Would you transcribe the listing that follows, character for character, and omit its images?

[Dataset excerpt]
────────────────────────────────────────
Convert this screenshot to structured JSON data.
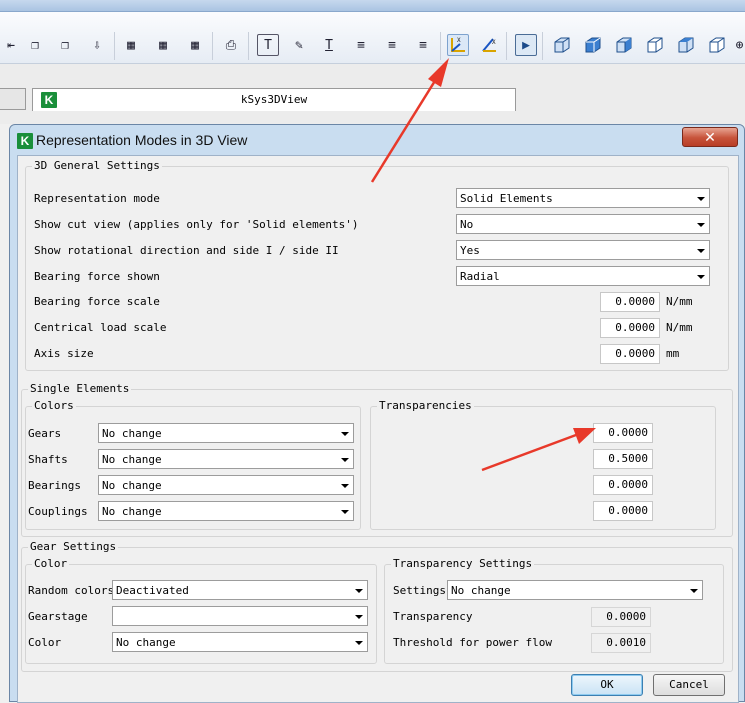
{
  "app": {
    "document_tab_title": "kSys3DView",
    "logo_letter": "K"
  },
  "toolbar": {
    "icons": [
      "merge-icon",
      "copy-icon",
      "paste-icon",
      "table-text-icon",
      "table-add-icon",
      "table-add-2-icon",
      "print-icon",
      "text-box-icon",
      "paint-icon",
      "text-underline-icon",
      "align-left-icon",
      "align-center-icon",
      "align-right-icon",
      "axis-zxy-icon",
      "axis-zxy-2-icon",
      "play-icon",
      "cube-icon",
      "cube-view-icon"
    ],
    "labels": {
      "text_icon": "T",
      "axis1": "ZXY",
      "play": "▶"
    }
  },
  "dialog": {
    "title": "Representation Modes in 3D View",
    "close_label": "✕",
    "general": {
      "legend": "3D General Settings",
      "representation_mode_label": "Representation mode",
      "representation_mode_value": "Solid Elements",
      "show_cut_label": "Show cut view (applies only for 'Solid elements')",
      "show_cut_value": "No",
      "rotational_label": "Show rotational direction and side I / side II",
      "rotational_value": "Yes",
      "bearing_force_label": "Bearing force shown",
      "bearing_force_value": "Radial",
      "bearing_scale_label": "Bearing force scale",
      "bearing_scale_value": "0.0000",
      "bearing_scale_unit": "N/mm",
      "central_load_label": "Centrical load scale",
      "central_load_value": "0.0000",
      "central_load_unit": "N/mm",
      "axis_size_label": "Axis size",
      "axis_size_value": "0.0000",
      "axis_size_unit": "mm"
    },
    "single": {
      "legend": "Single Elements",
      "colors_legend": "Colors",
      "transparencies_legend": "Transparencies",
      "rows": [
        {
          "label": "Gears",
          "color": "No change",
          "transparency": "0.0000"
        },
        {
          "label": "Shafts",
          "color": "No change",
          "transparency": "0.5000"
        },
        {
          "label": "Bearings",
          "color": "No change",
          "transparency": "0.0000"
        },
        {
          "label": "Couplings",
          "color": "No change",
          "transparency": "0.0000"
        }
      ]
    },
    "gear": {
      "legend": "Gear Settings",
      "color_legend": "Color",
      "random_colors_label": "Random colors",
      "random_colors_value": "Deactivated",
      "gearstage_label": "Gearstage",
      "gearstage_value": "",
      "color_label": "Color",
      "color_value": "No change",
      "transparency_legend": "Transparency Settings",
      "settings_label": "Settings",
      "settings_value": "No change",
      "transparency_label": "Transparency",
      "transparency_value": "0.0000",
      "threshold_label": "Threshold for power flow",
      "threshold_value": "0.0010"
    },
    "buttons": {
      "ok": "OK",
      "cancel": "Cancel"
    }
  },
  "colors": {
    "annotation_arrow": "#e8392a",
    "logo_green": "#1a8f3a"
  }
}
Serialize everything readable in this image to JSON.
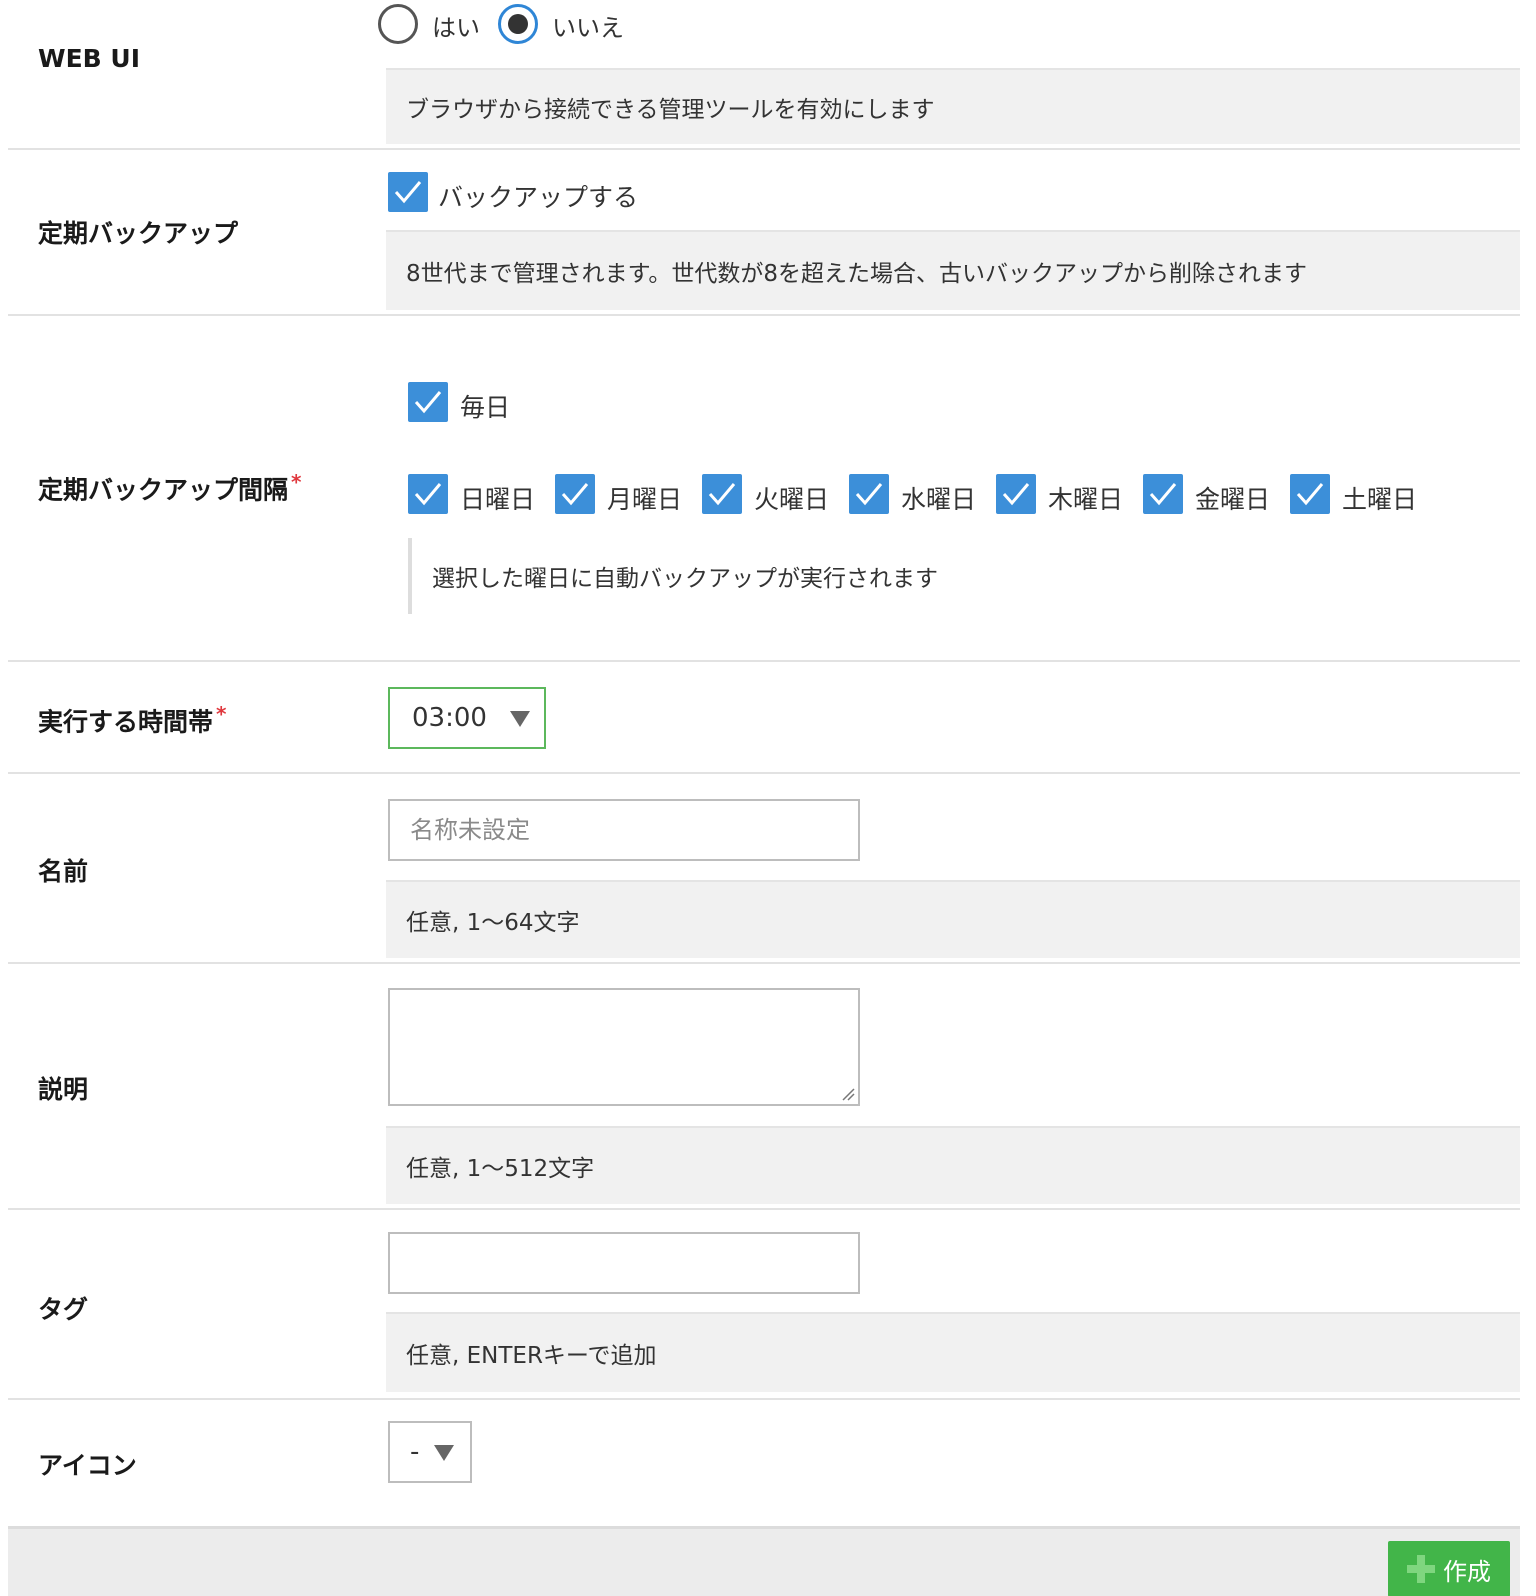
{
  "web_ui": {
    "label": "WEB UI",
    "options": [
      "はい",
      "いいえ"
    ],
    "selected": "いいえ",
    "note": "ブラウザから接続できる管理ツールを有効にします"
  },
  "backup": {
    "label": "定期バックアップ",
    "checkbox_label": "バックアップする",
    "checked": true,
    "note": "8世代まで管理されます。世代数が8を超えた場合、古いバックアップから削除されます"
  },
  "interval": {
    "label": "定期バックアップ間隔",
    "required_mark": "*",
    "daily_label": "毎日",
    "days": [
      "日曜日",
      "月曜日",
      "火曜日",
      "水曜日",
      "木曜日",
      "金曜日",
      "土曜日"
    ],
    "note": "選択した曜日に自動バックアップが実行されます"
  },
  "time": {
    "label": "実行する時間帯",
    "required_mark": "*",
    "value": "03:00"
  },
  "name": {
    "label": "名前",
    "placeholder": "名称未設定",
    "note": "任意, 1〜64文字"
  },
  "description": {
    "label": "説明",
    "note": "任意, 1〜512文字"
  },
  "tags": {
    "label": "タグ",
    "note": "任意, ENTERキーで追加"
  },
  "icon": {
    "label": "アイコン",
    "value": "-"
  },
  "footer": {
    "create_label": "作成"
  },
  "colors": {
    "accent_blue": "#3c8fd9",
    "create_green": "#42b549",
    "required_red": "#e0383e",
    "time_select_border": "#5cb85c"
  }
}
────────────────────────────────────────
Task solution:
Convert this screenshot to structured JSON data.
{
  "app": {
    "document_tab_title": "kSys3DView",
    "logo_letter": "K"
  },
  "toolbar": {
    "icons": [
      "merge-icon",
      "copy-icon",
      "paste-icon",
      "table-text-icon",
      "table-add-icon",
      "table-add-2-icon",
      "print-icon",
      "text-box-icon",
      "paint-icon",
      "text-underline-icon",
      "align-left-icon",
      "align-center-icon",
      "align-right-icon",
      "axis-zxy-icon",
      "axis-zxy-2-icon",
      "play-icon",
      "cube-icon",
      "cube-view-icon"
    ],
    "labels": {
      "text_icon": "T",
      "axis1": "ZXY",
      "play": "▶"
    }
  },
  "dialog": {
    "title": "Representation Modes in 3D View",
    "close_label": "✕",
    "general": {
      "legend": "3D General Settings",
      "representation_mode_label": "Representation mode",
      "representation_mode_value": "Solid Elements",
      "show_cut_label": "Show cut view (applies only for 'Solid elements')",
      "show_cut_value": "No",
      "rotational_label": "Show rotational direction and side I / side II",
      "rotational_value": "Yes",
      "bearing_force_label": "Bearing force shown",
      "bearing_force_value": "Radial",
      "bearing_scale_label": "Bearing force scale",
      "bearing_scale_value": "0.0000",
      "bearing_scale_unit": "N/mm",
      "central_load_label": "Centrical load scale",
      "central_load_value": "0.0000",
      "central_load_unit": "N/mm",
      "axis_size_label": "Axis size",
      "axis_size_value": "0.0000",
      "axis_size_unit": "mm"
    },
    "single": {
      "legend": "Single Elements",
      "colors_legend": "Colors",
      "transparencies_legend": "Transparencies",
      "rows": [
        {
          "label": "Gears",
          "color": "No change",
          "transparency": "0.0000"
        },
        {
          "label": "Shafts",
          "color": "No change",
          "transparency": "0.5000"
        },
        {
          "label": "Bearings",
          "color": "No change",
          "transparency": "0.0000"
        },
        {
          "label": "Couplings",
          "color": "No change",
          "transparency": "0.0000"
        }
      ]
    },
    "gear": {
      "legend": "Gear Settings",
      "color_legend": "Color",
      "random_colors_label": "Random colors",
      "random_colors_value": "Deactivated",
      "gearstage_label": "Gearstage",
      "gearstage_value": "",
      "color_label": "Color",
      "color_value": "No change",
      "transparency_legend": "Transparency Settings",
      "settings_label": "Settings",
      "settings_value": "No change",
      "transparency_label": "Transparency",
      "transparency_value": "0.0000",
      "threshold_label": "Threshold for power flow",
      "threshold_value": "0.0010"
    },
    "buttons": {
      "ok": "OK",
      "cancel": "Cancel"
    }
  },
  "colors": {
    "annotation_arrow": "#e8392a",
    "logo_green": "#1a8f3a"
  }
}
Serialize everything readable in this image to JSON.
{
  "web_ui": {
    "label": "WEB UI",
    "options": [
      "はい",
      "いいえ"
    ],
    "selected": "いいえ",
    "note": "ブラウザから接続できる管理ツールを有効にします"
  },
  "backup": {
    "label": "定期バックアップ",
    "checkbox_label": "バックアップする",
    "checked": true,
    "note": "8世代まで管理されます。世代数が8を超えた場合、古いバックアップから削除されます"
  },
  "interval": {
    "label": "定期バックアップ間隔",
    "required_mark": "*",
    "daily_label": "毎日",
    "days": [
      "日曜日",
      "月曜日",
      "火曜日",
      "水曜日",
      "木曜日",
      "金曜日",
      "土曜日"
    ],
    "note": "選択した曜日に自動バックアップが実行されます"
  },
  "time": {
    "label": "実行する時間帯",
    "required_mark": "*",
    "value": "03:00"
  },
  "name": {
    "label": "名前",
    "placeholder": "名称未設定",
    "note": "任意, 1〜64文字"
  },
  "description": {
    "label": "説明",
    "note": "任意, 1〜512文字"
  },
  "tags": {
    "label": "タグ",
    "note": "任意, ENTERキーで追加"
  },
  "icon": {
    "label": "アイコン",
    "value": "-"
  },
  "footer": {
    "create_label": "作成"
  },
  "colors": {
    "accent_blue": "#3c8fd9",
    "create_green": "#42b549",
    "required_red": "#e0383e",
    "time_select_border": "#5cb85c"
  }
}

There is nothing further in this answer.